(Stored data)

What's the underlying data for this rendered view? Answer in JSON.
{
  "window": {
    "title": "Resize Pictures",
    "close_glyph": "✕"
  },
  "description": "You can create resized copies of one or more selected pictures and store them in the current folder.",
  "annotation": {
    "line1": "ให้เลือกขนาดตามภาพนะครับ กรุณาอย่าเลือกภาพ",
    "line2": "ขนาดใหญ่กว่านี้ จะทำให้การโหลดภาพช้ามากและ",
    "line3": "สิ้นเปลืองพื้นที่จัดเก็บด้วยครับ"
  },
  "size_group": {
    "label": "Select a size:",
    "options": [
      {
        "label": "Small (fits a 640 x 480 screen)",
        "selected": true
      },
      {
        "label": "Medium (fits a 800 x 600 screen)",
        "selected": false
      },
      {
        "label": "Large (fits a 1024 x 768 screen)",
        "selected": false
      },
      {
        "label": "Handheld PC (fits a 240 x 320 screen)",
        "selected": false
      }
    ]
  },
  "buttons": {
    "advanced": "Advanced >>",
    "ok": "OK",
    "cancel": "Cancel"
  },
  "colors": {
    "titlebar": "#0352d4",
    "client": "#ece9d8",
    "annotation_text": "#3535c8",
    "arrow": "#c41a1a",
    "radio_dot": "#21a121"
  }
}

Task brief >>
Each record above must be given again exactly.

Answer >>
What's the underlying data for this rendered view? Answer in JSON.
{
  "window": {
    "title": "Resize Pictures",
    "close_glyph": "✕"
  },
  "description": "You can create resized copies of one or more selected pictures and store them in the current folder.",
  "annotation": {
    "line1": "ให้เลือกขนาดตามภาพนะครับ กรุณาอย่าเลือกภาพ",
    "line2": "ขนาดใหญ่กว่านี้ จะทำให้การโหลดภาพช้ามากและ",
    "line3": "สิ้นเปลืองพื้นที่จัดเก็บด้วยครับ"
  },
  "size_group": {
    "label": "Select a size:",
    "options": [
      {
        "label": "Small (fits a 640 x 480 screen)",
        "selected": true
      },
      {
        "label": "Medium (fits a 800 x 600 screen)",
        "selected": false
      },
      {
        "label": "Large (fits a 1024 x 768 screen)",
        "selected": false
      },
      {
        "label": "Handheld PC (fits a 240 x 320 screen)",
        "selected": false
      }
    ]
  },
  "buttons": {
    "advanced": "Advanced >>",
    "ok": "OK",
    "cancel": "Cancel"
  },
  "colors": {
    "titlebar": "#0352d4",
    "client": "#ece9d8",
    "annotation_text": "#3535c8",
    "arrow": "#c41a1a",
    "radio_dot": "#21a121"
  }
}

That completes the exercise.